List each line in which the string "занятости" appears.
━━━ DATA SUPPLIED ━━━
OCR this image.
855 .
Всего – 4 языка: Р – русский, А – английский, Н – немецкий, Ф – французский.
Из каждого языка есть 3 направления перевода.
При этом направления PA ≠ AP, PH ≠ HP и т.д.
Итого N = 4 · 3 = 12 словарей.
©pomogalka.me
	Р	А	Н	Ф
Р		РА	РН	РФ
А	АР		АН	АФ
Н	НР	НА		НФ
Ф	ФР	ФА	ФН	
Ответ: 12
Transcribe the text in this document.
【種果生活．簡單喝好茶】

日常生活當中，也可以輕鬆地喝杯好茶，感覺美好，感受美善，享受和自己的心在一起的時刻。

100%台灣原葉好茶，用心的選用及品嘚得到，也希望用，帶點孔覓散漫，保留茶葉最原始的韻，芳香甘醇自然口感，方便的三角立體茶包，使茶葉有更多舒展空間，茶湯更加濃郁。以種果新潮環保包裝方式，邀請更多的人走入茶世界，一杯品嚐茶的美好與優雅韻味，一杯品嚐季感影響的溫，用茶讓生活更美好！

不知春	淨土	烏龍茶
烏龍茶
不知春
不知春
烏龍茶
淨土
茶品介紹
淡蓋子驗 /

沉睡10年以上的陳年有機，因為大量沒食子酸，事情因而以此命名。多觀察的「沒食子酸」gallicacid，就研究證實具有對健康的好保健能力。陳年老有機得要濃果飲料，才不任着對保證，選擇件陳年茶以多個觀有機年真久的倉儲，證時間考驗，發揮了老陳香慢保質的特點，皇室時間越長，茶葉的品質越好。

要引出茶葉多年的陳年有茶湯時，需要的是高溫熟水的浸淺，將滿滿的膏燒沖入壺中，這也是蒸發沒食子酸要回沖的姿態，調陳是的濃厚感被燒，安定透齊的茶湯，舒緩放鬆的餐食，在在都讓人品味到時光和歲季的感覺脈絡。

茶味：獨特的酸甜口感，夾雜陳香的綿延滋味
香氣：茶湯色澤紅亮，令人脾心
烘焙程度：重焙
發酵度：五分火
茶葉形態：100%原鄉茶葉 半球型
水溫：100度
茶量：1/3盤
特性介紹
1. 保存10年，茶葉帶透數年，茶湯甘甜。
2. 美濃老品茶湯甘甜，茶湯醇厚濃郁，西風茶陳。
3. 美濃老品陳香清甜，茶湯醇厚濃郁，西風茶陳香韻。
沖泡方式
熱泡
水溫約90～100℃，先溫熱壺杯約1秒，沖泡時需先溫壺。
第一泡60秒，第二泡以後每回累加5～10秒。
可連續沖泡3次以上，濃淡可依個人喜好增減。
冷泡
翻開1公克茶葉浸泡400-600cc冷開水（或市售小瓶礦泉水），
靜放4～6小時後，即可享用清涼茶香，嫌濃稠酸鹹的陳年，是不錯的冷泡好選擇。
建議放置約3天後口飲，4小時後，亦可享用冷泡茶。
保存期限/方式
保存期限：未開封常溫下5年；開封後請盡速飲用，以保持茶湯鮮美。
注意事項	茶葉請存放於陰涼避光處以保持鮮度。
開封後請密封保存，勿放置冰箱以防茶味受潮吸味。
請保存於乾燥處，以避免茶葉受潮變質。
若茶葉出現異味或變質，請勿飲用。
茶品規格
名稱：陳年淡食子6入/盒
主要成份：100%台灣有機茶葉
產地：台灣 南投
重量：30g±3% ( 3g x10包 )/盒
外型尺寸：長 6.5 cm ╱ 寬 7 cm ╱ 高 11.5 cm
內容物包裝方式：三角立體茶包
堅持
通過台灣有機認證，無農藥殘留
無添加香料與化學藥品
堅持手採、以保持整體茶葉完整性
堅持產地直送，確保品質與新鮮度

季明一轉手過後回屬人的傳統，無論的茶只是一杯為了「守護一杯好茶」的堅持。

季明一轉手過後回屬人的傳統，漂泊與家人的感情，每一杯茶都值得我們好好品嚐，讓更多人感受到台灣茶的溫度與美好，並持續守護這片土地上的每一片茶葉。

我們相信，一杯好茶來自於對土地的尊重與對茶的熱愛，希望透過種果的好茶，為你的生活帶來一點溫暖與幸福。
━━━
━━━ DATA SUPPLIED ━━━
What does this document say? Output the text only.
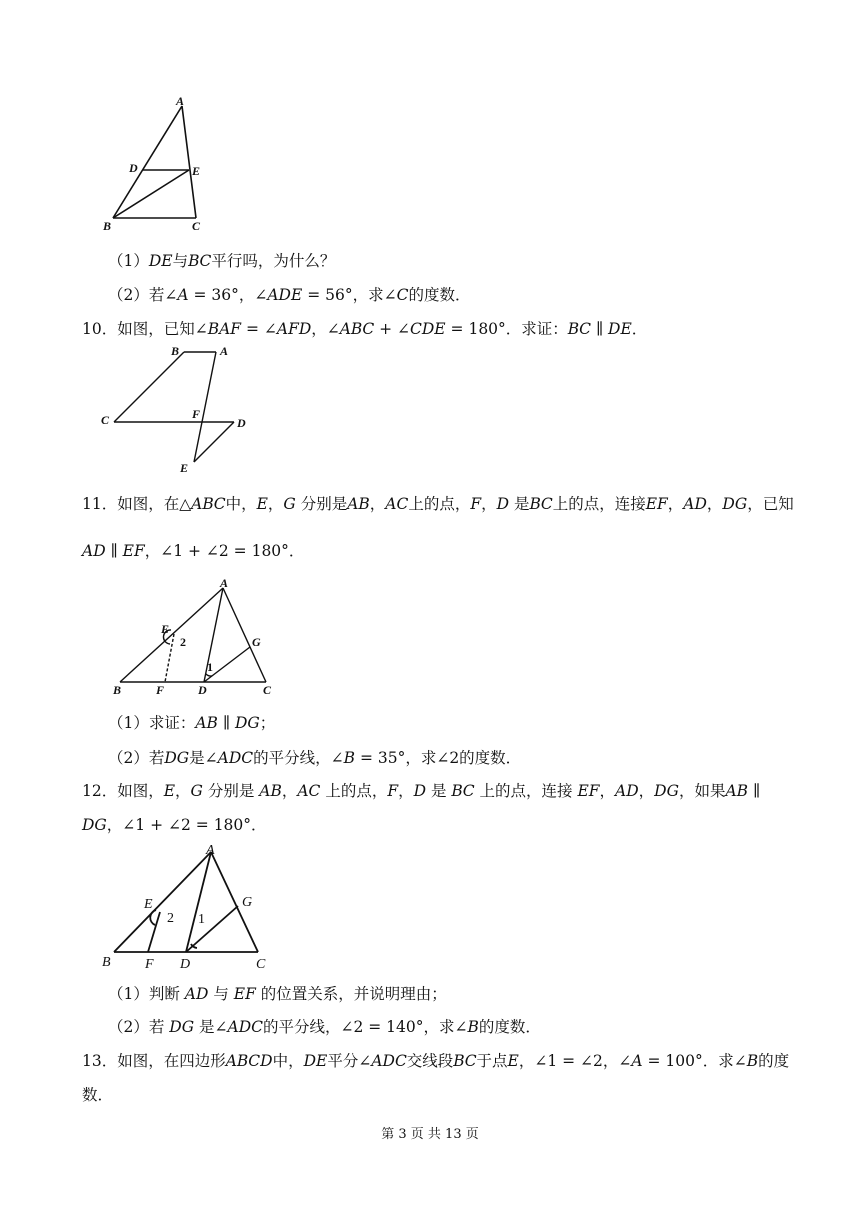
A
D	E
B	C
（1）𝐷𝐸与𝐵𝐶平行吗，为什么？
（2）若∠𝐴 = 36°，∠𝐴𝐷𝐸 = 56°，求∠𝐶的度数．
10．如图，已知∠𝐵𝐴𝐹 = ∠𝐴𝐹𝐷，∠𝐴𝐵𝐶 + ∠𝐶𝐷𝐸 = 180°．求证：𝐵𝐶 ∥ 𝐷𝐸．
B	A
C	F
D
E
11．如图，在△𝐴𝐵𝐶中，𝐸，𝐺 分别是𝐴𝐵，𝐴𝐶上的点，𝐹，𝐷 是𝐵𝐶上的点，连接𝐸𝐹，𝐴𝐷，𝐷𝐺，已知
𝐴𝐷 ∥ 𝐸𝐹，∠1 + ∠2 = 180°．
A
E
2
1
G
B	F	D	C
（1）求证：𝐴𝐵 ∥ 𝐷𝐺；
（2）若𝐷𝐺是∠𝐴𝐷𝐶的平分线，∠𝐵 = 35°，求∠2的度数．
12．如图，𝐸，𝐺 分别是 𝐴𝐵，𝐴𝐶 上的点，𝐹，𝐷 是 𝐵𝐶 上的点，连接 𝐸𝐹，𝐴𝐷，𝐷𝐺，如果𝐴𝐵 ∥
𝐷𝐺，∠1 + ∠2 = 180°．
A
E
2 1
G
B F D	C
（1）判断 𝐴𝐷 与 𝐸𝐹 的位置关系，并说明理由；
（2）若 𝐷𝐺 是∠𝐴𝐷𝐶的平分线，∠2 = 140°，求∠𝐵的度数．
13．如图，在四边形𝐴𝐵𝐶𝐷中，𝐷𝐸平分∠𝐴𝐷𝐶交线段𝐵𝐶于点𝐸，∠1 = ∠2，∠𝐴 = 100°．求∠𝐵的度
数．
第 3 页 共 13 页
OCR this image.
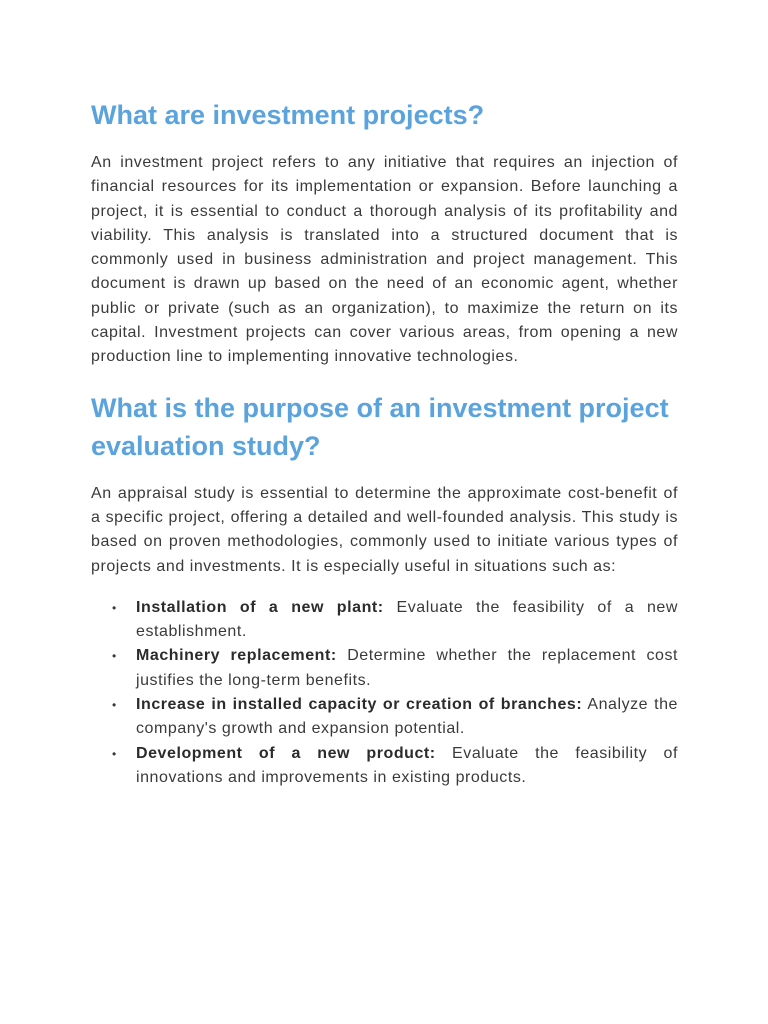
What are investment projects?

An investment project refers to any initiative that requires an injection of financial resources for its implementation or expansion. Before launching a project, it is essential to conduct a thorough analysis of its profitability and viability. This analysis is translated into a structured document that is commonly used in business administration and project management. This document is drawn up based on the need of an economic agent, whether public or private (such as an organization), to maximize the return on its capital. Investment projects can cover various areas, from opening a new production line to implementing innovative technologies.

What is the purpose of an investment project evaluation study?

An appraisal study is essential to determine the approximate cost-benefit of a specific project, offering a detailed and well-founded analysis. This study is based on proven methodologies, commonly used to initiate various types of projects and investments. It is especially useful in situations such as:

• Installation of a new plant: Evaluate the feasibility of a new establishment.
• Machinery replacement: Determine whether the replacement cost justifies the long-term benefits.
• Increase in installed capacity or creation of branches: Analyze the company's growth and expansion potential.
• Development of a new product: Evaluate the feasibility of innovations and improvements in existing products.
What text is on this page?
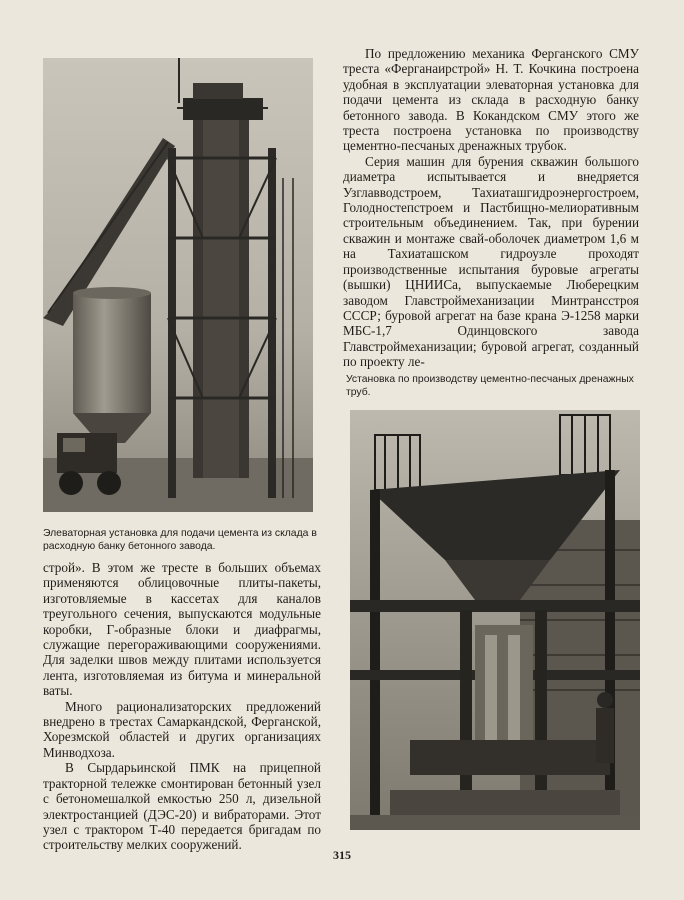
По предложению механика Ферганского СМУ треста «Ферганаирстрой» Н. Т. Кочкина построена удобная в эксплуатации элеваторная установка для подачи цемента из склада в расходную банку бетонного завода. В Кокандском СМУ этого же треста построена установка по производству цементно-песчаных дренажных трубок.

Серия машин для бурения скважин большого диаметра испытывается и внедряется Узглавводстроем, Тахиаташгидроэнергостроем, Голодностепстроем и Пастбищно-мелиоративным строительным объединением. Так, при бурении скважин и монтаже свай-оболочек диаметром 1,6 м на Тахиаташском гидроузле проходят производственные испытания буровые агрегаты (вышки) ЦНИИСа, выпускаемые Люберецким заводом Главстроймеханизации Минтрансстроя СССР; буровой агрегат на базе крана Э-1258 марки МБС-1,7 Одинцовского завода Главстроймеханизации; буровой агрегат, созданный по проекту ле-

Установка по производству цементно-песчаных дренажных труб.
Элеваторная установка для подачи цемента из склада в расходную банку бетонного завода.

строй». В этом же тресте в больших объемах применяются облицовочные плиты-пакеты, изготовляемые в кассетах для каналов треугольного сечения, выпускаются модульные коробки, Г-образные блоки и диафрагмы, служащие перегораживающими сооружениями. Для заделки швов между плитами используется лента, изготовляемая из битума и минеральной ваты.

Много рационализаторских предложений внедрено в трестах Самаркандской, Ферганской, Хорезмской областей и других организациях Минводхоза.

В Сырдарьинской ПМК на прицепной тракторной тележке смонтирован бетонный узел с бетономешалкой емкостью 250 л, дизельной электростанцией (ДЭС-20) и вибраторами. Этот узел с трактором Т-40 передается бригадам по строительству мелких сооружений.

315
━━━
━━━ DATA SUPPLIED ━━━
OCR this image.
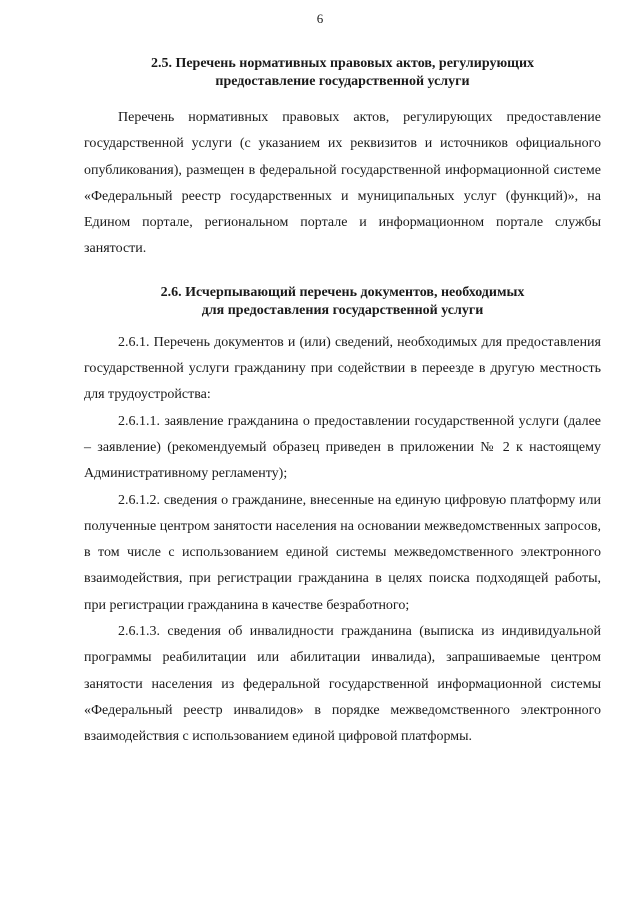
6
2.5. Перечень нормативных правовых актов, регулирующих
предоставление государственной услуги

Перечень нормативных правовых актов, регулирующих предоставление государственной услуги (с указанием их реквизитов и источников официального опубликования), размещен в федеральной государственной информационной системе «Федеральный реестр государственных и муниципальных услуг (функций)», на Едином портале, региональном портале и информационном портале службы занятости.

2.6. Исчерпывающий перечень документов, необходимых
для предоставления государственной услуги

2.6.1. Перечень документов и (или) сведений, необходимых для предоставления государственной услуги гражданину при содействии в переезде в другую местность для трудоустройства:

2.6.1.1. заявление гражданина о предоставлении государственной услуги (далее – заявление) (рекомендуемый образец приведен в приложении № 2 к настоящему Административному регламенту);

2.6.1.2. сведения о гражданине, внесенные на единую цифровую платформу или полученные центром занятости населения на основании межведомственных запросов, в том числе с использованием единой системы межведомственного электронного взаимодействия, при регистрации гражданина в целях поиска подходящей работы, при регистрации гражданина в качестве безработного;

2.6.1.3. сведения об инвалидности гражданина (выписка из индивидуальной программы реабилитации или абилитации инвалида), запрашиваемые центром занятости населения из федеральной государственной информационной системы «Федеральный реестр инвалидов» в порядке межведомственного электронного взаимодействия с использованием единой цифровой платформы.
━━━
◆ EXERCISE OUTPUT ◆
Перечень нормативных правовых актов, регулирующих предоставление государственной услуги (с указанием их реквизитов и источников официального опубликования), размещен в федеральной государственной информационной системе «Федеральный реестр государственных и муниципальных услуг (функций)», на Едином портале, региональном портале и информационном портале службы занятости.
2.6.1.2. сведения о гражданине, внесенные на единую цифровую платформу или полученные центром занятости населения на основании межведомственных запросов, в том числе с использованием единой системы межведомственного электронного взаимодействия, при регистрации гражданина в целях поиска подходящей работы, при регистрации гражданина в качестве безработного;
2.6.1.3. сведения об инвалидности гражданина (выписка из индивидуальной программы реабилитации или абилитации инвалида), запрашиваемые центром занятости населения из федеральной государственной информационной системы «Федеральный реестр инвалидов» в порядке межведомственного электронного взаимодействия с использованием единой цифровой платформы.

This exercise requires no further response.